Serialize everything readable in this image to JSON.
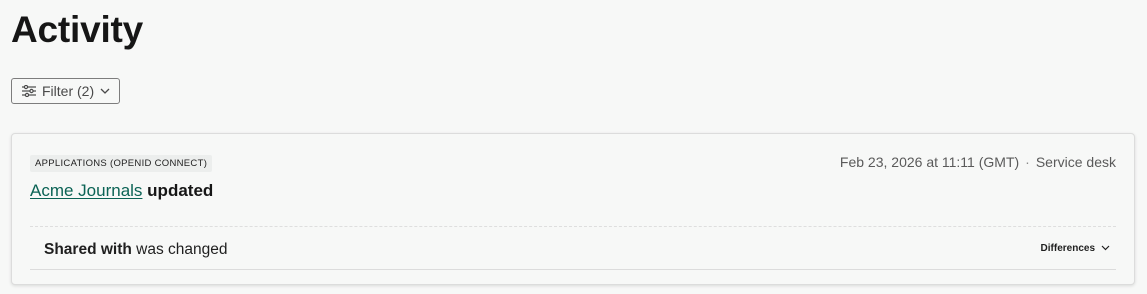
{
  "page": {
    "title": "Activity"
  },
  "toolbar": {
    "filter_label": "Filter (2)"
  },
  "activity": {
    "category": "APPLICATIONS (OPENID CONNECT)",
    "timestamp": "Feb 23, 2026 at 11:11 (GMT)",
    "separator": "·",
    "source": "Service desk",
    "subject_link": "Acme Journals",
    "verb": "updated",
    "change": {
      "field": "Shared with",
      "description": "was changed",
      "differences_label": "Differences"
    }
  },
  "colors": {
    "background": "#f7f8f7",
    "link": "#0b6355",
    "text": "#1f1f1f"
  },
  "icons": {
    "filter": "sliders-icon",
    "filter_chevron": "chevron-down-icon",
    "differences_chevron": "chevron-down-icon"
  }
}
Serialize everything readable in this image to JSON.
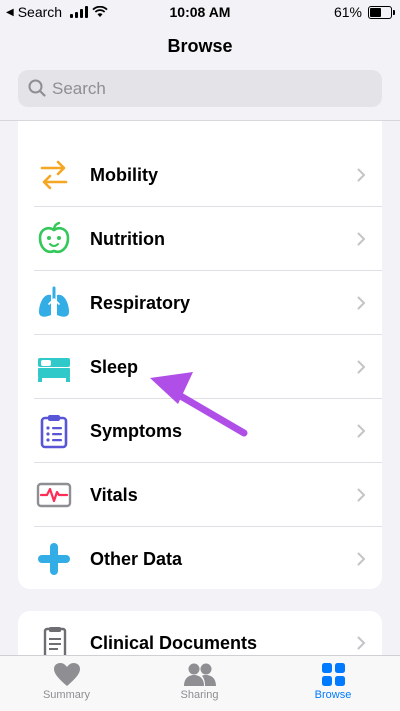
{
  "status_bar": {
    "back_label": "Search",
    "time": "10:08 AM",
    "battery_percent": "61%",
    "battery_level": 0.61
  },
  "nav": {
    "title": "Browse"
  },
  "search": {
    "placeholder": "Search"
  },
  "categories": [
    {
      "label": "Mobility",
      "icon": "mobility-arrows-icon",
      "color": "#f5a623"
    },
    {
      "label": "Nutrition",
      "icon": "apple-icon",
      "color": "#34c759"
    },
    {
      "label": "Respiratory",
      "icon": "lungs-icon",
      "color": "#32ade6"
    },
    {
      "label": "Sleep",
      "icon": "bed-icon",
      "color": "#30c9c9"
    },
    {
      "label": "Symptoms",
      "icon": "clipboard-icon",
      "color": "#5856d6"
    },
    {
      "label": "Vitals",
      "icon": "heartbeat-monitor-icon",
      "color": "#ff2d55"
    },
    {
      "label": "Other Data",
      "icon": "plus-icon",
      "color": "#32ade6"
    }
  ],
  "health_records": [
    {
      "label": "Clinical Documents",
      "icon": "document-icon",
      "color": "#8e8e93"
    }
  ],
  "tab_bar": {
    "tabs": [
      {
        "label": "Summary",
        "icon": "heart-icon",
        "selected": false
      },
      {
        "label": "Sharing",
        "icon": "people-icon",
        "selected": false
      },
      {
        "label": "Browse",
        "icon": "grid-icon",
        "selected": true
      }
    ],
    "active_color": "#007aff",
    "inactive_color": "#8e8e93"
  },
  "annotation": {
    "arrow_color": "#b04ee8",
    "points_to": "Sleep"
  }
}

○ ○ ○ ○ ○

Task
Print all of the records shown above exactly, leaving out each picture.

Task response
Serialize everything readable in this image to JSON.
{
  "page": {
    "title": "Activity"
  },
  "toolbar": {
    "filter_label": "Filter (2)"
  },
  "activity": {
    "category": "APPLICATIONS (OPENID CONNECT)",
    "timestamp": "Feb 23, 2026 at 11:11 (GMT)",
    "separator": "·",
    "source": "Service desk",
    "subject_link": "Acme Journals",
    "verb": "updated",
    "change": {
      "field": "Shared with",
      "description": "was changed",
      "differences_label": "Differences"
    }
  },
  "colors": {
    "background": "#f7f8f7",
    "link": "#0b6355",
    "text": "#1f1f1f"
  },
  "icons": {
    "filter": "sliders-icon",
    "filter_chevron": "chevron-down-icon",
    "differences_chevron": "chevron-down-icon"
  }
}
Serialize everything readable in this image to JSON.
{
  "status_bar": {
    "back_label": "Search",
    "time": "10:08 AM",
    "battery_percent": "61%",
    "battery_level": 0.61
  },
  "nav": {
    "title": "Browse"
  },
  "search": {
    "placeholder": "Search"
  },
  "categories": [
    {
      "label": "Mobility",
      "icon": "mobility-arrows-icon",
      "color": "#f5a623"
    },
    {
      "label": "Nutrition",
      "icon": "apple-icon",
      "color": "#34c759"
    },
    {
      "label": "Respiratory",
      "icon": "lungs-icon",
      "color": "#32ade6"
    },
    {
      "label": "Sleep",
      "icon": "bed-icon",
      "color": "#30c9c9"
    },
    {
      "label": "Symptoms",
      "icon": "clipboard-icon",
      "color": "#5856d6"
    },
    {
      "label": "Vitals",
      "icon": "heartbeat-monitor-icon",
      "color": "#ff2d55"
    },
    {
      "label": "Other Data",
      "icon": "plus-icon",
      "color": "#32ade6"
    }
  ],
  "health_records": [
    {
      "label": "Clinical Documents",
      "icon": "document-icon",
      "color": "#8e8e93"
    }
  ],
  "tab_bar": {
    "tabs": [
      {
        "label": "Summary",
        "icon": "heart-icon",
        "selected": false
      },
      {
        "label": "Sharing",
        "icon": "people-icon",
        "selected": false
      },
      {
        "label": "Browse",
        "icon": "grid-icon",
        "selected": true
      }
    ],
    "active_color": "#007aff",
    "inactive_color": "#8e8e93"
  },
  "annotation": {
    "arrow_color": "#b04ee8",
    "points_to": "Sleep"
  }
}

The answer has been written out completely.